*Dataset rows*:
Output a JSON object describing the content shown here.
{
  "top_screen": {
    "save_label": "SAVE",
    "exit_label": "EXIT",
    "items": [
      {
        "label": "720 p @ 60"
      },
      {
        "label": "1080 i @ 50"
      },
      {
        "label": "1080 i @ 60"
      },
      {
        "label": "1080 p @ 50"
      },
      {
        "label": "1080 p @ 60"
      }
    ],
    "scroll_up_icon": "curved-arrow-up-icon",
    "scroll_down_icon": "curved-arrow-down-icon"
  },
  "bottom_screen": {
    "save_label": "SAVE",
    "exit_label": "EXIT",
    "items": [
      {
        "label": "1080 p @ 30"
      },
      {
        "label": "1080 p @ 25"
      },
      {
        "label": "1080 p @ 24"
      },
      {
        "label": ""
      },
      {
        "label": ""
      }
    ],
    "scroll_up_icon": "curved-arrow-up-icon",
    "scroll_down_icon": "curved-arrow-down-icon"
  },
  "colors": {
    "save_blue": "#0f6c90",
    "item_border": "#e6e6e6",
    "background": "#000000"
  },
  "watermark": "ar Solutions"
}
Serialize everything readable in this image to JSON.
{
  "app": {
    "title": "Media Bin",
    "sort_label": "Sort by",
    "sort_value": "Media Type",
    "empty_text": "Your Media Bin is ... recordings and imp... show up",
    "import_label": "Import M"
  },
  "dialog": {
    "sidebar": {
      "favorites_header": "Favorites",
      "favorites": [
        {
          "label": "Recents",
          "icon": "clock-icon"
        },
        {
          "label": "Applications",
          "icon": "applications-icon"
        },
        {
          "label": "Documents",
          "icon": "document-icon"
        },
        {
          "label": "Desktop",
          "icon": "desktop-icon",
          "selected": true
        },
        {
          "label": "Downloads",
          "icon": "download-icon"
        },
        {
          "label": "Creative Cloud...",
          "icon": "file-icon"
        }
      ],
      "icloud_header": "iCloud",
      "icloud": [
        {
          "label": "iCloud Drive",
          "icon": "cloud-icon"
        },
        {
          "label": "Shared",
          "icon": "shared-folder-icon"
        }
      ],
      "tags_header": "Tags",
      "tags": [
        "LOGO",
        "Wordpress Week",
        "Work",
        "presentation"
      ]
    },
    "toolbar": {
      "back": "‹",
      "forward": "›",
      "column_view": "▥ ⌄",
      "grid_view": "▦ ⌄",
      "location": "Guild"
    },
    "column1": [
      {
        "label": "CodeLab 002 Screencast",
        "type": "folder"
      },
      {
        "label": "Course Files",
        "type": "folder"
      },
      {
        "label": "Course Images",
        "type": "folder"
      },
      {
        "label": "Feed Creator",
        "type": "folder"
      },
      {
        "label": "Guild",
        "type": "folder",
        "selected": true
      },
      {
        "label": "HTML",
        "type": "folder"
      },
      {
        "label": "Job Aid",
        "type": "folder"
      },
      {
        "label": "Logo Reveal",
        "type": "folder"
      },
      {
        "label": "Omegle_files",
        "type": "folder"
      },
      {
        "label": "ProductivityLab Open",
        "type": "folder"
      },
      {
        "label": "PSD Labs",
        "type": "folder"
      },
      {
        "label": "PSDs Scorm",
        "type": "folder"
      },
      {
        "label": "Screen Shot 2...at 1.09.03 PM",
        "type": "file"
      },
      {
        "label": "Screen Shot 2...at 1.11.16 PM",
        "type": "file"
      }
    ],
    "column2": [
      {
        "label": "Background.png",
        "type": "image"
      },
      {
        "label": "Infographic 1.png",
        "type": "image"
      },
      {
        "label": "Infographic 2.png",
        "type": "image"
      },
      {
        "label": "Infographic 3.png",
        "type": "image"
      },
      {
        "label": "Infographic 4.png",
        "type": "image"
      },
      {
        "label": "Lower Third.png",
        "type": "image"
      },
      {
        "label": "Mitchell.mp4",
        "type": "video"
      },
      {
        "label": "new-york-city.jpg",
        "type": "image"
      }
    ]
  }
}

*Instructions to follow*: List every line in the records above that contains the word "Course".

*Exercise response*:
        "label": "Course Files",
        "label": "Course Images",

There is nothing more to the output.